#### GOAL
Using the material that follows, identify and copy each line with the string "data".

(Stored records)
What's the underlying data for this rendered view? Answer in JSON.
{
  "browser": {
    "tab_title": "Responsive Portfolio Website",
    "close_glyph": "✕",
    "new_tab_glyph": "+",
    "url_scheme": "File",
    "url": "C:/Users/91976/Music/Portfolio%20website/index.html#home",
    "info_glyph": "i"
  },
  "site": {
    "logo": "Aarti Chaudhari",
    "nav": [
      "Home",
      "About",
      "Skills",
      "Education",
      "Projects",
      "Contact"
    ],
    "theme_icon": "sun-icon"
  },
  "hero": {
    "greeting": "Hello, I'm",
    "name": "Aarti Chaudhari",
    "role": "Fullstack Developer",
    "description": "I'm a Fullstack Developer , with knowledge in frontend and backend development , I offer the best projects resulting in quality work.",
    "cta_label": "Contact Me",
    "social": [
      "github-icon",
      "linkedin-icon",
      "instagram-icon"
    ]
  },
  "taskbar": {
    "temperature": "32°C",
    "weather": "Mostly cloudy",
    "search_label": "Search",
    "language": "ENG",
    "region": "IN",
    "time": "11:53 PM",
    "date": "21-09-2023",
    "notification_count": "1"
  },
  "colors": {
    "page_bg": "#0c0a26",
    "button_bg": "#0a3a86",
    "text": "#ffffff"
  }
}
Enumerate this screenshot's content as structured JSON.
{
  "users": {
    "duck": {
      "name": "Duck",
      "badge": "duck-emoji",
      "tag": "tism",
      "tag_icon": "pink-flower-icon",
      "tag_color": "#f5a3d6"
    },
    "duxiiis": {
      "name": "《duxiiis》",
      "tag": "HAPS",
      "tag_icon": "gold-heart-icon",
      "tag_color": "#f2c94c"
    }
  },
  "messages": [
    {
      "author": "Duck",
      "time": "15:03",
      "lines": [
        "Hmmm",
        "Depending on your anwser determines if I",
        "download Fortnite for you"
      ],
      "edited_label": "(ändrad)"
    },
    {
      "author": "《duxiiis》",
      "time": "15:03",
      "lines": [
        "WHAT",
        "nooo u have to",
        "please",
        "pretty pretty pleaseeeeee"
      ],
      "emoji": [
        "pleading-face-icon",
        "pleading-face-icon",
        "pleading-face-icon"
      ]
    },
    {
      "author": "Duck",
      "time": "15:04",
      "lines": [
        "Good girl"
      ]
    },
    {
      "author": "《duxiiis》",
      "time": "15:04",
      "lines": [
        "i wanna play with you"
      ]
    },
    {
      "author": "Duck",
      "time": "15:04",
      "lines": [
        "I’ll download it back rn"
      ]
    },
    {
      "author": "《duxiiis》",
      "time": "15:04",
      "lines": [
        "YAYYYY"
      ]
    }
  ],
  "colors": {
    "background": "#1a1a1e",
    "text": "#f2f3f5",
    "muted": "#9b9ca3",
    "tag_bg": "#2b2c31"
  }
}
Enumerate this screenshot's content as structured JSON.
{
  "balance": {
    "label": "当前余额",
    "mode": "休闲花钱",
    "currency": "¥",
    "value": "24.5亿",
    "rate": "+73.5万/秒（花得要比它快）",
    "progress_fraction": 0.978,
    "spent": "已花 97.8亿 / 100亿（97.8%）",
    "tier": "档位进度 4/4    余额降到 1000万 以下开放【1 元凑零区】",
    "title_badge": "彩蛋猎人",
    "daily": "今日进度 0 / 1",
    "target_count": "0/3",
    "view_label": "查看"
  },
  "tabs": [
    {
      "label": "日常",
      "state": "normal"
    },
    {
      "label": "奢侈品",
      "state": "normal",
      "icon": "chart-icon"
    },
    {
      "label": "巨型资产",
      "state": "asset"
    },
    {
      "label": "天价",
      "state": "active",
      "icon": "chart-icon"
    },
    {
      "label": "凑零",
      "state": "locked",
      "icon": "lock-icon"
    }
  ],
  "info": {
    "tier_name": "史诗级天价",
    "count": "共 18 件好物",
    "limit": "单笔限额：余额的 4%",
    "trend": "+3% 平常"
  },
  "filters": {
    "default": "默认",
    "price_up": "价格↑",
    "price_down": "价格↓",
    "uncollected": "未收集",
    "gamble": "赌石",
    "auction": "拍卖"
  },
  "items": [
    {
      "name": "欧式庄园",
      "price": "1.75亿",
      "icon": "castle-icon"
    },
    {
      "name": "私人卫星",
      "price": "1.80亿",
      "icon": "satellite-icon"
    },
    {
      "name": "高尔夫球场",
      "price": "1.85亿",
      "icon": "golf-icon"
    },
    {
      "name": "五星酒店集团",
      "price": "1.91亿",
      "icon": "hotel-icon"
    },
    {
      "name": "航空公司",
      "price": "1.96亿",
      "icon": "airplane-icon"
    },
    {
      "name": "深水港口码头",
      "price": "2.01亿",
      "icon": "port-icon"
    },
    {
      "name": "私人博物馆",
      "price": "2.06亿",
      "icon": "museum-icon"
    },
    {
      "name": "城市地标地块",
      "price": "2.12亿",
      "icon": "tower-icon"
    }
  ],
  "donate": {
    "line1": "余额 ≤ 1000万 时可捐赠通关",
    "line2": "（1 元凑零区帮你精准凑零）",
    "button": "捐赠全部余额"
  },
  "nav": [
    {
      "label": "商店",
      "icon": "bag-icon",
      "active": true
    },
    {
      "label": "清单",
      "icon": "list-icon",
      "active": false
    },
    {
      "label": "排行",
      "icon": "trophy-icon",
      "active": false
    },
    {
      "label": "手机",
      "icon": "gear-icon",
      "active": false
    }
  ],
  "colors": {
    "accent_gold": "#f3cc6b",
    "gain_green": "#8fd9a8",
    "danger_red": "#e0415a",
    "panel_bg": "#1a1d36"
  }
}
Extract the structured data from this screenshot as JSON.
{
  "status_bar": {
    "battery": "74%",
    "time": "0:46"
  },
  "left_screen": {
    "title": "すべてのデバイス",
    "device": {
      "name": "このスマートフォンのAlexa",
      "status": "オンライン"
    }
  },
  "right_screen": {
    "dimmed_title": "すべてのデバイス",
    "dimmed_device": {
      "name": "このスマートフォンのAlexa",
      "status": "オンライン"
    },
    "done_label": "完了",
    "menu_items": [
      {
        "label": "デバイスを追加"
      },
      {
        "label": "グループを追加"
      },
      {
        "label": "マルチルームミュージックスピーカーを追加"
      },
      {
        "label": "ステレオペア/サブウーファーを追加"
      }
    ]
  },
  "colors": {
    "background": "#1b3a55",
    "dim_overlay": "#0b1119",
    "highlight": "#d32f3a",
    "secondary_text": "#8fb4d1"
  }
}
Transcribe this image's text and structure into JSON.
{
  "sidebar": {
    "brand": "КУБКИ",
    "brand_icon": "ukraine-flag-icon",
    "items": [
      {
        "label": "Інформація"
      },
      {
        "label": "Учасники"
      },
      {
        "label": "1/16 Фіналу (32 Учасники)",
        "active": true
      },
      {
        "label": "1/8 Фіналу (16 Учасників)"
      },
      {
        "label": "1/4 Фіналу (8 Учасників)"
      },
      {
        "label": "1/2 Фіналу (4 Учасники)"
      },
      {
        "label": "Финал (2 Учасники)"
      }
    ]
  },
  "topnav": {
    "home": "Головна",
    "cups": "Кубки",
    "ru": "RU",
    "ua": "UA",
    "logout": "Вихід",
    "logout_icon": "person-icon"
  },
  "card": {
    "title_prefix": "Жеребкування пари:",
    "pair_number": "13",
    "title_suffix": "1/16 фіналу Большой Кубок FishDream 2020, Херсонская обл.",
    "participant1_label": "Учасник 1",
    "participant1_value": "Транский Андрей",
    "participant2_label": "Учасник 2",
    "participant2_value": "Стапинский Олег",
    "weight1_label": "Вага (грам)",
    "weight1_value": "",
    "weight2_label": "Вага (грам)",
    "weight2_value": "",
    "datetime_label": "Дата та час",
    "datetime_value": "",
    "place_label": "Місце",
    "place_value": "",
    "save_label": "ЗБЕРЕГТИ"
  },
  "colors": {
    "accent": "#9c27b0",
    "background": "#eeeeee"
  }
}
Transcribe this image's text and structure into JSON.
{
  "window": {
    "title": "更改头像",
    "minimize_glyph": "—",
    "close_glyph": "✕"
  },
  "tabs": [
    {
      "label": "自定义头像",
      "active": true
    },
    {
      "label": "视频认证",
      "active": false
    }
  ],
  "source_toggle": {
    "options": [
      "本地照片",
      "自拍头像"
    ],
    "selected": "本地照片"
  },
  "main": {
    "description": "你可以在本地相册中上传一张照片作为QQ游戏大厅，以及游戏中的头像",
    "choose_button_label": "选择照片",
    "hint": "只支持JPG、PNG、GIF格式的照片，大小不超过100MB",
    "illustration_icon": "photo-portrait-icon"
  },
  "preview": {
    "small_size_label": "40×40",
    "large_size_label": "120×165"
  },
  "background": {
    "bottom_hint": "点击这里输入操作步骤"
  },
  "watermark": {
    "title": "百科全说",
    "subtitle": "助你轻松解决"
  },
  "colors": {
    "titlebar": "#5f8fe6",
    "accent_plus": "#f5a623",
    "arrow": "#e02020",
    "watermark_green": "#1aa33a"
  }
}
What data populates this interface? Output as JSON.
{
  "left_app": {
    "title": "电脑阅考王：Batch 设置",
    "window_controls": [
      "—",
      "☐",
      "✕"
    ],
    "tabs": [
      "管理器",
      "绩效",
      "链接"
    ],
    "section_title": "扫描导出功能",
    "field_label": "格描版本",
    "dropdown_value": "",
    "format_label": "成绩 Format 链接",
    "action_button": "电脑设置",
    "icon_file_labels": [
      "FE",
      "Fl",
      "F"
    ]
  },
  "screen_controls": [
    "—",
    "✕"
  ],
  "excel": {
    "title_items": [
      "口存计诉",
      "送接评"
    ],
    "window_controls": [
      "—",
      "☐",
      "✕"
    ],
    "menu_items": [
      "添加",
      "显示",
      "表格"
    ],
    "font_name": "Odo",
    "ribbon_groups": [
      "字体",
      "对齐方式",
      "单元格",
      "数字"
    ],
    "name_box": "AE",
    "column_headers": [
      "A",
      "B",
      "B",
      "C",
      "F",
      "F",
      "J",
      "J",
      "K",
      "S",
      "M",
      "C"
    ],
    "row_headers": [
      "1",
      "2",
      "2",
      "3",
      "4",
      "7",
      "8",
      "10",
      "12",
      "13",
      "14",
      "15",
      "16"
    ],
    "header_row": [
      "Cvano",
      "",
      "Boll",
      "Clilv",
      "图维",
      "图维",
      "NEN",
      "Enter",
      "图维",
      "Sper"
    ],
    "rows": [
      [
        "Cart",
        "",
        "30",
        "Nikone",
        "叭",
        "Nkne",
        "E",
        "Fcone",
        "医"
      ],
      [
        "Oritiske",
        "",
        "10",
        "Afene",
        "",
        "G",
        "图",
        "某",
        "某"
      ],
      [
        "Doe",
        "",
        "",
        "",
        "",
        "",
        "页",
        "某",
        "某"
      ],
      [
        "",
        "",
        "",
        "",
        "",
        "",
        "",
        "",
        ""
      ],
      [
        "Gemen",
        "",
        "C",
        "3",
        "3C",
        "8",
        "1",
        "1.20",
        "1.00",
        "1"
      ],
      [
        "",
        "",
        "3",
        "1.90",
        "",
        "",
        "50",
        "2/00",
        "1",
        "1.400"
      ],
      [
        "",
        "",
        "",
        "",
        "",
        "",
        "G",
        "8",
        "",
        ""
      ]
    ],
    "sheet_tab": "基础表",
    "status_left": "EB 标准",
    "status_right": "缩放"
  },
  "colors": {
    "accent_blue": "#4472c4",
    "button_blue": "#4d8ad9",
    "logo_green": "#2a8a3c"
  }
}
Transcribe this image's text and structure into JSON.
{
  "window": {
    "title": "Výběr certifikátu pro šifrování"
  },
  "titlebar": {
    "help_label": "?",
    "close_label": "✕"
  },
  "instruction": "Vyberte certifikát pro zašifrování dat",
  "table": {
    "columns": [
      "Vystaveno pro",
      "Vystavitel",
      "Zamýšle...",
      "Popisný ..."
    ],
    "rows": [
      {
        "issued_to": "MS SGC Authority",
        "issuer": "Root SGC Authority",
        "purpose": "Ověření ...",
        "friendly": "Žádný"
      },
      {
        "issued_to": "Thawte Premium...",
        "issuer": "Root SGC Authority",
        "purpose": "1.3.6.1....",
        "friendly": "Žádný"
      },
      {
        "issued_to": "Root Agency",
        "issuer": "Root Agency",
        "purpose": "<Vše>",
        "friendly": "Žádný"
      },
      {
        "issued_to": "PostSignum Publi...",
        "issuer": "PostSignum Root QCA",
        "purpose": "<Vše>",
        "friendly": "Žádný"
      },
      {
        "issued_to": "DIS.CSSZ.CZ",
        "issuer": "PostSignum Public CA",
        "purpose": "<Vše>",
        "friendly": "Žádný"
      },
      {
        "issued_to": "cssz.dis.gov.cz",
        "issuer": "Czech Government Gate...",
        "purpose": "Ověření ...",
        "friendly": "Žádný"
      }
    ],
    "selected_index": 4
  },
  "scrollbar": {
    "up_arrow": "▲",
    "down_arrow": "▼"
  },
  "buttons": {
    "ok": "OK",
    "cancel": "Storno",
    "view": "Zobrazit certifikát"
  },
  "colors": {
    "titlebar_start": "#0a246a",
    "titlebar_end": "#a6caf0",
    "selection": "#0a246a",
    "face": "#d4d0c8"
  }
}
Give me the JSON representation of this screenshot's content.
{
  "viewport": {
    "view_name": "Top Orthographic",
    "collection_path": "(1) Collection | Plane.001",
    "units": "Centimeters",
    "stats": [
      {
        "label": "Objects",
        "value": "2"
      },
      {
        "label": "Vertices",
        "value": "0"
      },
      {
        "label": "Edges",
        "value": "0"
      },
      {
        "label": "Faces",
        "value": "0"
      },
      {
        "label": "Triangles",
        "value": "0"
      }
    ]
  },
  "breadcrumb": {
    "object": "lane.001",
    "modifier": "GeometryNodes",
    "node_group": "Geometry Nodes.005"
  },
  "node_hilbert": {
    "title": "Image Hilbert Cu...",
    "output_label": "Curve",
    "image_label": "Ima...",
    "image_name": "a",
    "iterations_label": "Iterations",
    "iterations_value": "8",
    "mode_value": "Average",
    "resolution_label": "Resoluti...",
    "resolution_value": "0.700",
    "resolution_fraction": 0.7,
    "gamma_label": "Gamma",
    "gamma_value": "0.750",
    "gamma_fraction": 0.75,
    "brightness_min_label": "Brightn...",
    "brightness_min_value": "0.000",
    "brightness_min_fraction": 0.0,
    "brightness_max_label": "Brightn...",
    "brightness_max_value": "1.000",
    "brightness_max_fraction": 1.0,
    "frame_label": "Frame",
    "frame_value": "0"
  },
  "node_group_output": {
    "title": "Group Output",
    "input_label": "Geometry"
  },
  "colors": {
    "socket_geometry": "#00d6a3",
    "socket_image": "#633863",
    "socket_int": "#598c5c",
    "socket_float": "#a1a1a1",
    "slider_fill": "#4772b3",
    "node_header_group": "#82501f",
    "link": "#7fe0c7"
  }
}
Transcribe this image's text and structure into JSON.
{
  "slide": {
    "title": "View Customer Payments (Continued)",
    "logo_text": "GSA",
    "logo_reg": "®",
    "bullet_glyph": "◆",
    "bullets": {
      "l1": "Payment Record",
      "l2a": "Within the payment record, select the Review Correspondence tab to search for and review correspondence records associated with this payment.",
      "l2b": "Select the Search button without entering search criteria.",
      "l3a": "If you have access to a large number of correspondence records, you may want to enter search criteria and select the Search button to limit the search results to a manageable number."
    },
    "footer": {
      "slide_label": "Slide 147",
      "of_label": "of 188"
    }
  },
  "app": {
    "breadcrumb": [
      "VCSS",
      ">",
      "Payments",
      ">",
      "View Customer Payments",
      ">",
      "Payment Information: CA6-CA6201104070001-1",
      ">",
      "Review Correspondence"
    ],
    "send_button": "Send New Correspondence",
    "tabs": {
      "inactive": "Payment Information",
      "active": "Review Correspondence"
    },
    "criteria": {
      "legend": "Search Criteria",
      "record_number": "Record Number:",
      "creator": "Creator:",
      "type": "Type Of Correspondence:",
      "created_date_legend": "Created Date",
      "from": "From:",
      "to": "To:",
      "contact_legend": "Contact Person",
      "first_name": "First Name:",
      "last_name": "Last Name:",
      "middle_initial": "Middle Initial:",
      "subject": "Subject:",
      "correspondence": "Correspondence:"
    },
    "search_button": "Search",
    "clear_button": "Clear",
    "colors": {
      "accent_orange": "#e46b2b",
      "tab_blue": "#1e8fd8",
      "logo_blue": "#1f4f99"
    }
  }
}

#### EXERCISE ANSWER
What's the underlying data for this rendered view? Answer in JSON.
Extract the structured data from this screenshot as JSON.
What data populates this interface? Output as JSON.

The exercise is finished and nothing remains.